Stored records
::::

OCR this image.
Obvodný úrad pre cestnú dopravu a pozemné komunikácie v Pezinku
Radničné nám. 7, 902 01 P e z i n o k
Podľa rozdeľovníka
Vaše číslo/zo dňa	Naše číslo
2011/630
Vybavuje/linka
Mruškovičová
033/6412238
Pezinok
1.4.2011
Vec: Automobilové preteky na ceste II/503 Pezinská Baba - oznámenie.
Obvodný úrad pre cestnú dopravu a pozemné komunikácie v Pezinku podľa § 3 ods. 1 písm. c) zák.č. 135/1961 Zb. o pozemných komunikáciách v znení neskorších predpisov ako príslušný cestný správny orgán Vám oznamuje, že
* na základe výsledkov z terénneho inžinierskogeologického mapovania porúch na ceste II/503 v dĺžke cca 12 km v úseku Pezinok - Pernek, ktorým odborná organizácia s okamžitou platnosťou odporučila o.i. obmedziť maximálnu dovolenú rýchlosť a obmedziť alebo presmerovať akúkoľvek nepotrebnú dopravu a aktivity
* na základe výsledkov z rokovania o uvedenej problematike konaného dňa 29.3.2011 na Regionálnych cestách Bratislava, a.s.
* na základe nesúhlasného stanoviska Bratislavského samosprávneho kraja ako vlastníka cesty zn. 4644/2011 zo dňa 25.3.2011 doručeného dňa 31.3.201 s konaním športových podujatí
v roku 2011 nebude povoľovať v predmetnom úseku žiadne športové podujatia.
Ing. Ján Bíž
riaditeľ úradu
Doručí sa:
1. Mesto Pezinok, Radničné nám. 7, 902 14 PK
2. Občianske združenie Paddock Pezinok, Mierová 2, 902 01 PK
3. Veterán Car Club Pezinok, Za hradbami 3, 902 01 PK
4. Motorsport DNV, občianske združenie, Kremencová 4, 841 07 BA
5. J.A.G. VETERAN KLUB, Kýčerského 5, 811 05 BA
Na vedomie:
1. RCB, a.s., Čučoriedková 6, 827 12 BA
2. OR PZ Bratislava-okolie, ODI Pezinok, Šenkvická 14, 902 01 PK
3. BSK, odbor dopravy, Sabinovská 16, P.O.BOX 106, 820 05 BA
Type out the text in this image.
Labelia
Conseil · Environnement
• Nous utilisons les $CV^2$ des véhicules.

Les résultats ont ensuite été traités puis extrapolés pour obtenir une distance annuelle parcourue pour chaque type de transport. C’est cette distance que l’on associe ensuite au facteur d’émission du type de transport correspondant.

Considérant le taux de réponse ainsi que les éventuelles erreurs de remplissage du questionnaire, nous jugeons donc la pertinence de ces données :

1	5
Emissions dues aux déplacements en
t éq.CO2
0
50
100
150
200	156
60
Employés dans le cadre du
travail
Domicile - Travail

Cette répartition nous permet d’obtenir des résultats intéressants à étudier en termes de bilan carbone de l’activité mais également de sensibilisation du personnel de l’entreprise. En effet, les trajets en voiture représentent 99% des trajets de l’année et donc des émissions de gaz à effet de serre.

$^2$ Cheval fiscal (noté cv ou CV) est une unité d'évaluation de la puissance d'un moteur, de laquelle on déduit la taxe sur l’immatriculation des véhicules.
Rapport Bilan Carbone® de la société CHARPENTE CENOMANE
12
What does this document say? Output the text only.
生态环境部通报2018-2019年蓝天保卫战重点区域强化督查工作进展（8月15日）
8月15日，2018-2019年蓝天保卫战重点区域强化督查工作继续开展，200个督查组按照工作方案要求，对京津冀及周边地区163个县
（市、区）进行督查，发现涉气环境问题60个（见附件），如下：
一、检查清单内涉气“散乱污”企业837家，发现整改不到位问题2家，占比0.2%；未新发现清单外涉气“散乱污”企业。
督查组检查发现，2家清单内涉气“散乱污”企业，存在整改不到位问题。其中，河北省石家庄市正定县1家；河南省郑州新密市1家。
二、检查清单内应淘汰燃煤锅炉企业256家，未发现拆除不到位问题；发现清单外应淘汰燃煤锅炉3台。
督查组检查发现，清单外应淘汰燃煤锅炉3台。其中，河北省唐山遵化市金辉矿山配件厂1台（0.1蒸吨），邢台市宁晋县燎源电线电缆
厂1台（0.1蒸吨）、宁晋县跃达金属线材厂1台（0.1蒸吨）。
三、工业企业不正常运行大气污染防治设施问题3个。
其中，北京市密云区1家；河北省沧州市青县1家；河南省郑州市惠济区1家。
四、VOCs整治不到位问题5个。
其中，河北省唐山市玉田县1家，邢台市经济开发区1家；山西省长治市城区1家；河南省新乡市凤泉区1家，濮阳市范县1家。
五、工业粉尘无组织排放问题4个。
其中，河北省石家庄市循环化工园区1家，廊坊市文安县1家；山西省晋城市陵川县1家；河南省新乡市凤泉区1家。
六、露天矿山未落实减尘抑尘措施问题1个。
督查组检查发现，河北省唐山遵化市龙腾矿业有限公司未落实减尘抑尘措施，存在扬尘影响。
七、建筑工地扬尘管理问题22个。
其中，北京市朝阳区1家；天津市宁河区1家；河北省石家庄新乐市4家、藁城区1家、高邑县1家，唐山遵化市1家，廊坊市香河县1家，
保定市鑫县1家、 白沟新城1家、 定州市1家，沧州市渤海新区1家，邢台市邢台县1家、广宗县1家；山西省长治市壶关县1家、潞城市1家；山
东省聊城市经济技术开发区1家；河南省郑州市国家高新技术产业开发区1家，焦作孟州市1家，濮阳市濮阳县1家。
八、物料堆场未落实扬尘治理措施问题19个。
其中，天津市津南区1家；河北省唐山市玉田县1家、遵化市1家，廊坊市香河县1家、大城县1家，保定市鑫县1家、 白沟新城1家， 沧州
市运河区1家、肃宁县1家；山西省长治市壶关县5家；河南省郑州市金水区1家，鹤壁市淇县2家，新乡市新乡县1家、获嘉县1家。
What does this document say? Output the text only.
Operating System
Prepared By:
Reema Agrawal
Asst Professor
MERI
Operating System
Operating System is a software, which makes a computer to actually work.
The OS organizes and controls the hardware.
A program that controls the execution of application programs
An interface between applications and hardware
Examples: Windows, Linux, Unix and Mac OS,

::::

Single out each line of the records above with the string "Bratislava" in it, and copy it.

■ **Task solution**
* na základe výsledkov z rokovania o uvedenej problematike konaného dňa 29.3.2011 na Regionálnych cestách Bratislava, a.s.
2. OR PZ Bratislava-okolie, ODI Pezinok, Šenkvická 14, 902 01 PK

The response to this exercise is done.